_Task inputs_
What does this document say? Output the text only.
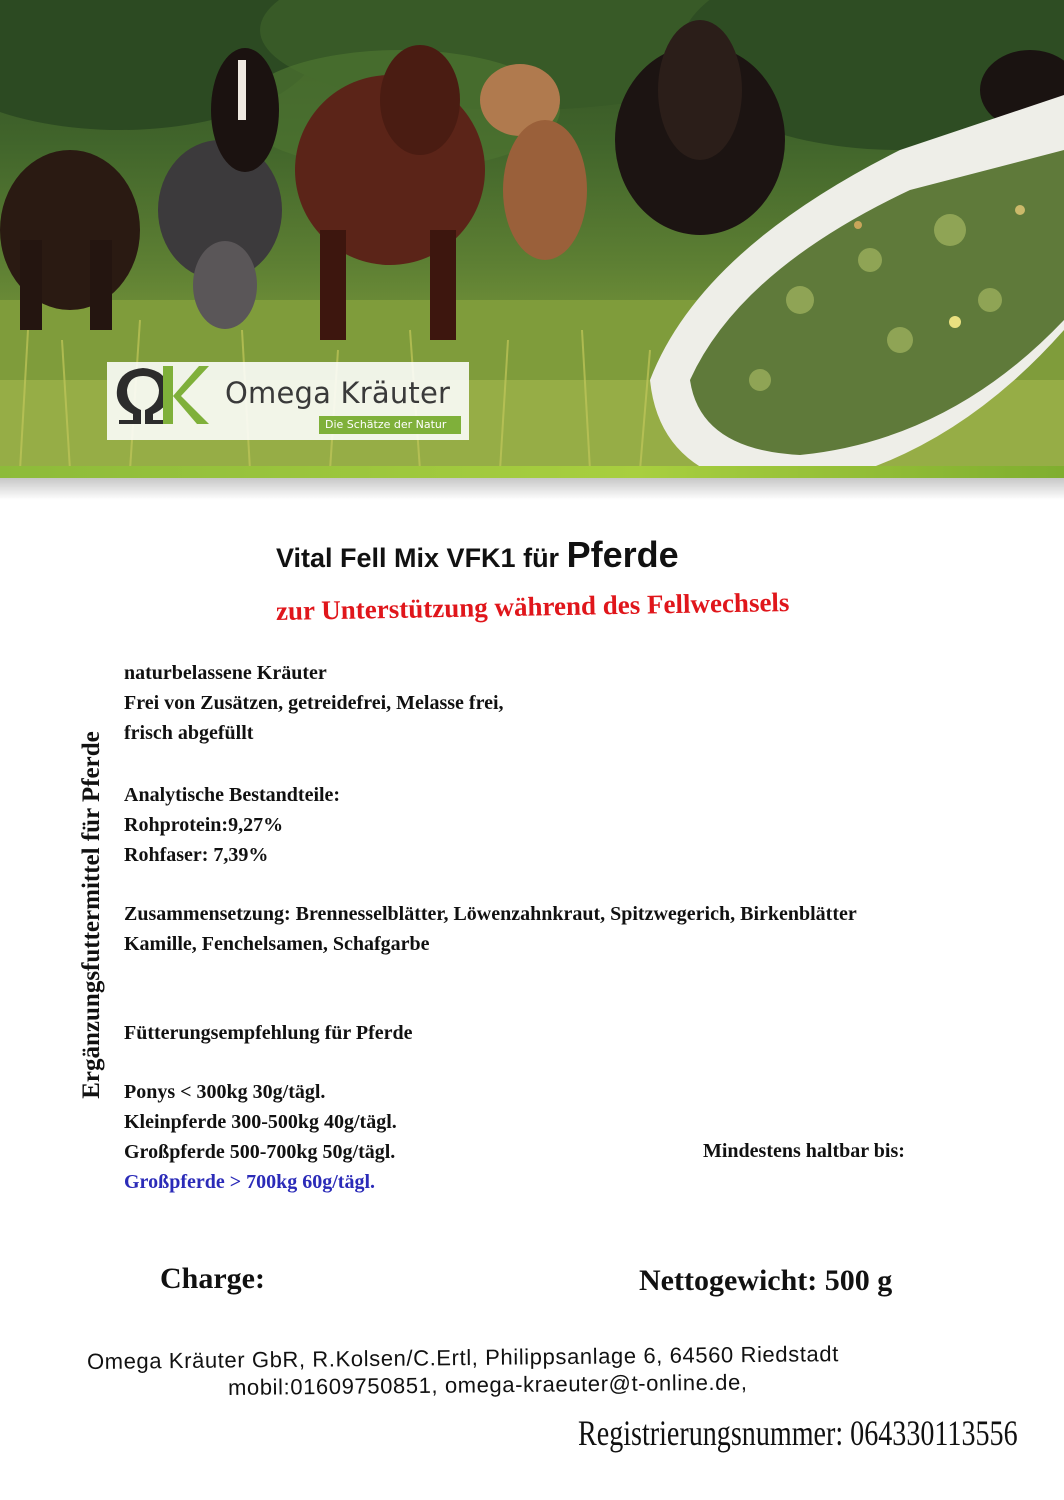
Omega Kräuter
Die Schätze der Natur
Vital Fell Mix VFK1 für Pferde
zur Unterstützung während des Fellwechsels
Ergänzungsfuttermittel für Pferde
naturbelassene Kräuter
Frei von Zusätzen, getreidefrei, Melasse frei,
frisch abgefüllt
Analytische Bestandteile:
Rohprotein:9,27%
Rohfaser: 7,39%
Zusammensetzung: Brennesselblätter, Löwenzahnkraut, Spitzwegerich, Birkenblätter
Kamille, Fenchelsamen, Schafgarbe
Fütterungsempfehlung für Pferde
Ponys < 300kg 30g/tägl.
Kleinpferde 300-500kg 40g/tägl.
Großpferde 500-700kg 50g/tägl.
Großpferde > 700kg 60g/tägl.
Mindestens haltbar bis:
Charge:	Nettogewicht: 500 g
Omega Kräuter GbR, R.Kolsen/C.Ertl, Philippsanlage 6, 64560 Riedstadt
mobil:01609750851, omega-kraeuter@t-online.de,
Registrierungsnummer: 064330113556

_Your instructions_
Wherever a line of the listing above contains the string "Kräuter", copy that line.

_Response area_
Omega Kräuter
naturbelassene Kräuter
Omega Kräuter GbR, R.Kolsen/C.Ertl, Philippsanlage 6, 64560 Riedstadt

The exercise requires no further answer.